### Task statement
Reproduce the entries in full, with no changes.

■ ■ ■ ■

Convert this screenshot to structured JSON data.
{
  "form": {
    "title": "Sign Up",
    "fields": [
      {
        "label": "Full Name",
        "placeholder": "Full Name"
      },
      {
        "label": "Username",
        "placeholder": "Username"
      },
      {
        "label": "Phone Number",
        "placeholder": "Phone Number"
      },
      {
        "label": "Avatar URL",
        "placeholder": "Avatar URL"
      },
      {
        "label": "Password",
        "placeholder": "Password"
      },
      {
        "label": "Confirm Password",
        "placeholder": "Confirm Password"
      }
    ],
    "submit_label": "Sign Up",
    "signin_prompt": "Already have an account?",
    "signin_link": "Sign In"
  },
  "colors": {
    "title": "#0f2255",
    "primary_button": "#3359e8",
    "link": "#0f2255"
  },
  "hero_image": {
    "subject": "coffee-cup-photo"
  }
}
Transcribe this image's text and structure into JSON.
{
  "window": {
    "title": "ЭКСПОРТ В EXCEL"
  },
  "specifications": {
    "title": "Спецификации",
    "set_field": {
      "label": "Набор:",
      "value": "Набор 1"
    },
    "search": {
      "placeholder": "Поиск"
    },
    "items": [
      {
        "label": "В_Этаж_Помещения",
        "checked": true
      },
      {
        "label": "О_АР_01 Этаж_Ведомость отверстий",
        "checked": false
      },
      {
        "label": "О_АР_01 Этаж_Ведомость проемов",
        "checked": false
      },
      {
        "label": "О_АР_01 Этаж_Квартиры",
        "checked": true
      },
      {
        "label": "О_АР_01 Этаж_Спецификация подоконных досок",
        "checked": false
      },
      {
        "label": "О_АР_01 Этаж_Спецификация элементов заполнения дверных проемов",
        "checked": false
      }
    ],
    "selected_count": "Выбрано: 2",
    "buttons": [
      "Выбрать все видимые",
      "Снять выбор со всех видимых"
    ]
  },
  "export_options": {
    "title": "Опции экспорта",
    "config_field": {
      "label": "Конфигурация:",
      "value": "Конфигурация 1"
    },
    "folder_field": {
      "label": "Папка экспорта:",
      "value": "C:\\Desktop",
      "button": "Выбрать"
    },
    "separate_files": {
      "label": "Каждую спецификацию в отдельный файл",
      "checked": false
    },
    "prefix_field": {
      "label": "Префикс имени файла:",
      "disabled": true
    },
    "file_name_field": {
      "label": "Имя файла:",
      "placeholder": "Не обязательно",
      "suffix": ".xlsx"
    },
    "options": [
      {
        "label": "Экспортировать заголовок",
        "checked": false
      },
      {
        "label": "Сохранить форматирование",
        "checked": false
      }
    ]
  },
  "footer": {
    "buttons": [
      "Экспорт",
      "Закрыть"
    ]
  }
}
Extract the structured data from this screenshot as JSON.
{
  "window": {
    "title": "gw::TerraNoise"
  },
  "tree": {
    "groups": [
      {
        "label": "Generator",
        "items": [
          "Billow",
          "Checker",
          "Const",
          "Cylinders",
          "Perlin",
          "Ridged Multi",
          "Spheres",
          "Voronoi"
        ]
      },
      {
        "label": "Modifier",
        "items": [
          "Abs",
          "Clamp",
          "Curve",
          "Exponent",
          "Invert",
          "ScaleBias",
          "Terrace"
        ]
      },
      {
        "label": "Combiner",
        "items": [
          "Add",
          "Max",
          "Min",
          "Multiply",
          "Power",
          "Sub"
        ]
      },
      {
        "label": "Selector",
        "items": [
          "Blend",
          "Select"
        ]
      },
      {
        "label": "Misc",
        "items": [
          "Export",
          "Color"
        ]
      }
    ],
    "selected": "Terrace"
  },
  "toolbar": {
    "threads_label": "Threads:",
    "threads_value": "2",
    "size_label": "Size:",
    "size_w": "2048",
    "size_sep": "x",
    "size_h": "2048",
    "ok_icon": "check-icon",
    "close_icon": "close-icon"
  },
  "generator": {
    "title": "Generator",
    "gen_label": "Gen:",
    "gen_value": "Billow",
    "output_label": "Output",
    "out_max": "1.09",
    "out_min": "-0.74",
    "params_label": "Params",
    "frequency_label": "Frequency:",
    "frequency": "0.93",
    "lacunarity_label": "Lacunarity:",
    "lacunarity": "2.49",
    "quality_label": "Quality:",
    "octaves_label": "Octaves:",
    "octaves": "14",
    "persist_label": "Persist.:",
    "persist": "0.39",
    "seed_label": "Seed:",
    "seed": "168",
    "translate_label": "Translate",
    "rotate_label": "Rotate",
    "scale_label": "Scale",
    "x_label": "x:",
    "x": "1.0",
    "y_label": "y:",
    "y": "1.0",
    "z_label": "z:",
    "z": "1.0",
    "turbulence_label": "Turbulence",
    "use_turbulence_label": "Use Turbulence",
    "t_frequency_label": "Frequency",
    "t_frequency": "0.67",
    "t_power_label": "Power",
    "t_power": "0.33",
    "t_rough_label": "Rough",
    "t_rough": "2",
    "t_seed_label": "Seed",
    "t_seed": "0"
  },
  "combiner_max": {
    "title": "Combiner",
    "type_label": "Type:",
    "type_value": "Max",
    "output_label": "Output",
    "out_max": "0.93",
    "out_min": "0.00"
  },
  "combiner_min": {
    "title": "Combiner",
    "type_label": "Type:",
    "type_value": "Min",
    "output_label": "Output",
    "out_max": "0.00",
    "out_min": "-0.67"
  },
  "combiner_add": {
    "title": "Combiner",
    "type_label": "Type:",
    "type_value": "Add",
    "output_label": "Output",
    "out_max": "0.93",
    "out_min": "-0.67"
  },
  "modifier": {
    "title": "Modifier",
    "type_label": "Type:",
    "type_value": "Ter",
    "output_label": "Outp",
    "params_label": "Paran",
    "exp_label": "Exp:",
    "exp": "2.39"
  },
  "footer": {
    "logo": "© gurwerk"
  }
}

■ ■ ■ ■

### Output of the task
Convert this screenshot to structured JSON data.
{
  "form": {
    "title": "Sign Up",
    "fields": [
      {
        "label": "Full Name",
        "placeholder": "Full Name"
      },
      {
        "label": "Username",
        "placeholder": "Username"
      },
      {
        "label": "Phone Number",
        "placeholder": "Phone Number"
      },
      {
        "label": "Avatar URL",
        "placeholder": "Avatar URL"
      },
      {
        "label": "Password",
        "placeholder": "Password"
      },
      {
        "label": "Confirm Password",
        "placeholder": "Confirm Password"
      }
    ],
    "submit_label": "Sign Up",
    "signin_prompt": "Already have an account?",
    "signin_link": "Sign In"
  },
  "colors": {
    "title": "#0f2255",
    "primary_button": "#3359e8",
    "link": "#0f2255"
  },
  "hero_image": {
    "subject": "coffee-cup-photo"
  }
}
Transcribe this image's text and structure into JSON.
{
  "window": {
    "title": "ЭКСПОРТ В EXCEL"
  },
  "specifications": {
    "title": "Спецификации",
    "set_field": {
      "label": "Набор:",
      "value": "Набор 1"
    },
    "search": {
      "placeholder": "Поиск"
    },
    "items": [
      {
        "label": "В_Этаж_Помещения",
        "checked": true
      },
      {
        "label": "О_АР_01 Этаж_Ведомость отверстий",
        "checked": false
      },
      {
        "label": "О_АР_01 Этаж_Ведомость проемов",
        "checked": false
      },
      {
        "label": "О_АР_01 Этаж_Квартиры",
        "checked": true
      },
      {
        "label": "О_АР_01 Этаж_Спецификация подоконных досок",
        "checked": false
      },
      {
        "label": "О_АР_01 Этаж_Спецификация элементов заполнения дверных проемов",
        "checked": false
      }
    ],
    "selected_count": "Выбрано: 2",
    "buttons": [
      "Выбрать все видимые",
      "Снять выбор со всех видимых"
    ]
  },
  "export_options": {
    "title": "Опции экспорта",
    "config_field": {
      "label": "Конфигурация:",
      "value": "Конфигурация 1"
    },
    "folder_field": {
      "label": "Папка экспорта:",
      "value": "C:\\Desktop",
      "button": "Выбрать"
    },
    "separate_files": {
      "label": "Каждую спецификацию в отдельный файл",
      "checked": false
    },
    "prefix_field": {
      "label": "Префикс имени файла:",
      "disabled": true
    },
    "file_name_field": {
      "label": "Имя файла:",
      "placeholder": "Не обязательно",
      "suffix": ".xlsx"
    },
    "options": [
      {
        "label": "Экспортировать заголовок",
        "checked": false
      },
      {
        "label": "Сохранить форматирование",
        "checked": false
      }
    ]
  },
  "footer": {
    "buttons": [
      "Экспорт",
      "Закрыть"
    ]
  }
}
Extract the structured data from this screenshot as JSON.
{
  "window": {
    "title": "gw::TerraNoise"
  },
  "tree": {
    "groups": [
      {
        "label": "Generator",
        "items": [
          "Billow",
          "Checker",
          "Const",
          "Cylinders",
          "Perlin",
          "Ridged Multi",
          "Spheres",
          "Voronoi"
        ]
      },
      {
        "label": "Modifier",
        "items": [
          "Abs",
          "Clamp",
          "Curve",
          "Exponent",
          "Invert",
          "ScaleBias",
          "Terrace"
        ]
      },
      {
        "label": "Combiner",
        "items": [
          "Add",
          "Max",
          "Min",
          "Multiply",
          "Power",
          "Sub"
        ]
      },
      {
        "label": "Selector",
        "items": [
          "Blend",
          "Select"
        ]
      },
      {
        "label": "Misc",
        "items": [
          "Export",
          "Color"
        ]
      }
    ],
    "selected": "Terrace"
  },
  "toolbar": {
    "threads_label": "Threads:",
    "threads_value": "2",
    "size_label": "Size:",
    "size_w": "2048",
    "size_sep": "x",
    "size_h": "2048",
    "ok_icon": "check-icon",
    "close_icon": "close-icon"
  },
  "generator": {
    "title": "Generator",
    "gen_label": "Gen:",
    "gen_value": "Billow",
    "output_label": "Output",
    "out_max": "1.09",
    "out_min": "-0.74",
    "params_label": "Params",
    "frequency_label": "Frequency:",
    "frequency": "0.93",
    "lacunarity_label": "Lacunarity:",
    "lacunarity": "2.49",
    "quality_label": "Quality:",
    "octaves_label": "Octaves:",
    "octaves": "14",
    "persist_label": "Persist.:",
    "persist": "0.39",
    "seed_label": "Seed:",
    "seed": "168",
    "translate_label": "Translate",
    "rotate_label": "Rotate",
    "scale_label": "Scale",
    "x_label": "x:",
    "x": "1.0",
    "y_label": "y:",
    "y": "1.0",
    "z_label": "z:",
    "z": "1.0",
    "turbulence_label": "Turbulence",
    "use_turbulence_label": "Use Turbulence",
    "t_frequency_label": "Frequency",
    "t_frequency": "0.67",
    "t_power_label": "Power",
    "t_power": "0.33",
    "t_rough_label": "Rough",
    "t_rough": "2",
    "t_seed_label": "Seed",
    "t_seed": "0"
  },
  "combiner_max": {
    "title": "Combiner",
    "type_label": "Type:",
    "type_value": "Max",
    "output_label": "Output",
    "out_max": "0.93",
    "out_min": "0.00"
  },
  "combiner_min": {
    "title": "Combiner",
    "type_label": "Type:",
    "type_value": "Min",
    "output_label": "Output",
    "out_max": "0.00",
    "out_min": "-0.67"
  },
  "combiner_add": {
    "title": "Combiner",
    "type_label": "Type:",
    "type_value": "Add",
    "output_label": "Output",
    "out_max": "0.93",
    "out_min": "-0.67"
  },
  "modifier": {
    "title": "Modifier",
    "type_label": "Type:",
    "type_value": "Ter",
    "output_label": "Outp",
    "params_label": "Paran",
    "exp_label": "Exp:",
    "exp": "2.39"
  },
  "footer": {
    "logo": "© gurwerk"
  }
}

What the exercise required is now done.